Entries drawn from a collection:
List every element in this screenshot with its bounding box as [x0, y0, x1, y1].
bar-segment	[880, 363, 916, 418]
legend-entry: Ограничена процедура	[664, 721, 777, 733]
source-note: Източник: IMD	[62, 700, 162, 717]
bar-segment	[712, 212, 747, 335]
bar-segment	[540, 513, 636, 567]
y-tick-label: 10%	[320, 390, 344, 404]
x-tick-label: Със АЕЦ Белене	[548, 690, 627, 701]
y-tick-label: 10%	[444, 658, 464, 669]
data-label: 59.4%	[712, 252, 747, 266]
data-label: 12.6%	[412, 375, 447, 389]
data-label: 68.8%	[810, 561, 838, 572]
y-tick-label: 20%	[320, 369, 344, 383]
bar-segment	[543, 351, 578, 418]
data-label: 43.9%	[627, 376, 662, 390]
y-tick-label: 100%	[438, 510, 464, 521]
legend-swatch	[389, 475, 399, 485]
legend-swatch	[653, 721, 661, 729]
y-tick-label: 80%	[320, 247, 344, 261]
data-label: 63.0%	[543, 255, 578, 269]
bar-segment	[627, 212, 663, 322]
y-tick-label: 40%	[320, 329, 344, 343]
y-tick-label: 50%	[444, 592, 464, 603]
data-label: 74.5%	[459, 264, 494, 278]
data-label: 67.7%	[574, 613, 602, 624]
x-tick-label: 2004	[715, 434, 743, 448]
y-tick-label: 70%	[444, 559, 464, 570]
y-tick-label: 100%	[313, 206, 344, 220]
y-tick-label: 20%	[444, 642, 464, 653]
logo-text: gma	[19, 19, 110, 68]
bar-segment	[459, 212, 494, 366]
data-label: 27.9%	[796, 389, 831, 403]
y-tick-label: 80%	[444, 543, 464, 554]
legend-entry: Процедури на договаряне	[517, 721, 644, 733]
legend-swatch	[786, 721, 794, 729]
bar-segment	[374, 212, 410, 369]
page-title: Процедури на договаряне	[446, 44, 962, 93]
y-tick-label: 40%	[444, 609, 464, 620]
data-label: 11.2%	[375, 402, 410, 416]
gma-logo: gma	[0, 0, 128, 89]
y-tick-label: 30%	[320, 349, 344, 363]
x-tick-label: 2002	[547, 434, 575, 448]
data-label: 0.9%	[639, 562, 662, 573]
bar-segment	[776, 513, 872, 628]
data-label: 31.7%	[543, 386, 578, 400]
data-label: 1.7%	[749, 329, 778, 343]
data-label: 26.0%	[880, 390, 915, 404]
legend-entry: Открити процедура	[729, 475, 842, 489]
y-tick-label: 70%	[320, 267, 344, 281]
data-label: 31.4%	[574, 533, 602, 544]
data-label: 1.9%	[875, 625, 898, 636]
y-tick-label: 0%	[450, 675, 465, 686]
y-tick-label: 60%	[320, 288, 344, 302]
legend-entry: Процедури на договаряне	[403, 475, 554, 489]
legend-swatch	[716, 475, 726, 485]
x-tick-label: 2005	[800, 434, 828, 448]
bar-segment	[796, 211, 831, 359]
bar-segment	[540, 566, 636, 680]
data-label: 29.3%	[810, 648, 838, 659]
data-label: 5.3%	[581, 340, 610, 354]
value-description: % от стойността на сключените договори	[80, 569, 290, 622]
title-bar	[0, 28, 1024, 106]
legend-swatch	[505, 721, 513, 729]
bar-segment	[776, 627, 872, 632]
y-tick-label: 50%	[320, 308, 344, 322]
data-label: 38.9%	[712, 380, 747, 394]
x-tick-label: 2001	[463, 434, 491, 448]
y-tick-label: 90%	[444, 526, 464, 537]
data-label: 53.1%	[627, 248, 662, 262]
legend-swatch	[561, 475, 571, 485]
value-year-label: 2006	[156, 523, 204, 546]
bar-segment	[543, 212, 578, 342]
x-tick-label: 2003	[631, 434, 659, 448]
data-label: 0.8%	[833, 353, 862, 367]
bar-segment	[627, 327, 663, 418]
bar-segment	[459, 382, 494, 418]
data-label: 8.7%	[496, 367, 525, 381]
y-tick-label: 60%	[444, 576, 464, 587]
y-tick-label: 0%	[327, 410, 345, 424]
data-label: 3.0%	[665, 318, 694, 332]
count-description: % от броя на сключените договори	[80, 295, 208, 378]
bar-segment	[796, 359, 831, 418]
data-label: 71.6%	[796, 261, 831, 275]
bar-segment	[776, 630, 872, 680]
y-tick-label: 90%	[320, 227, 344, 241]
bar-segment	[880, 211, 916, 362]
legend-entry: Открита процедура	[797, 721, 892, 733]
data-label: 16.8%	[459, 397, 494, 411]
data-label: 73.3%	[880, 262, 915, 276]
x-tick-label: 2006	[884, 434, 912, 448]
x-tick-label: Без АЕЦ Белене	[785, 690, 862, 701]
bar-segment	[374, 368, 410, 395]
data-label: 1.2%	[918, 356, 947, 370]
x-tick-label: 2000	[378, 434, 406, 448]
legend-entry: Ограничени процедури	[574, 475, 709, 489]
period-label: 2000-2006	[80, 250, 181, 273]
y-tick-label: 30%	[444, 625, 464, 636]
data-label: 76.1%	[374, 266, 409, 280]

> **REQUIREMENT**
Copy out the lines from the first one through the line containing "642, 464, 653]", keeping every character unchanged.

> **WORKED SOLUTION**
List every element in this screenshot with its bounding box as [x0, y0, x1, y1].
bar-segment	[880, 363, 916, 418]
legend-entry: Ограничена процедура	[664, 721, 777, 733]
source-note: Източник: IMD	[62, 700, 162, 717]
bar-segment	[712, 212, 747, 335]
bar-segment	[540, 513, 636, 567]
y-tick-label: 10%	[320, 390, 344, 404]
x-tick-label: Със АЕЦ Белене	[548, 690, 627, 701]
y-tick-label: 10%	[444, 658, 464, 669]
data-label: 59.4%	[712, 252, 747, 266]
data-label: 12.6%	[412, 375, 447, 389]
data-label: 68.8%	[810, 561, 838, 572]
y-tick-label: 20%	[320, 369, 344, 383]
bar-segment	[543, 351, 578, 418]
data-label: 43.9%	[627, 376, 662, 390]
y-tick-label: 100%	[438, 510, 464, 521]
legend-swatch	[389, 475, 399, 485]
legend-swatch	[653, 721, 661, 729]
y-tick-label: 80%	[320, 247, 344, 261]
data-label: 63.0%	[543, 255, 578, 269]
bar-segment	[627, 212, 663, 322]
y-tick-label: 40%	[320, 329, 344, 343]
y-tick-label: 50%	[444, 592, 464, 603]
data-label: 74.5%	[459, 264, 494, 278]
data-label: 67.7%	[574, 613, 602, 624]
x-tick-label: 2004	[715, 434, 743, 448]
y-tick-label: 70%	[444, 559, 464, 570]
y-tick-label: 100%	[313, 206, 344, 220]
y-tick-label: 20%	[444, 642, 464, 653]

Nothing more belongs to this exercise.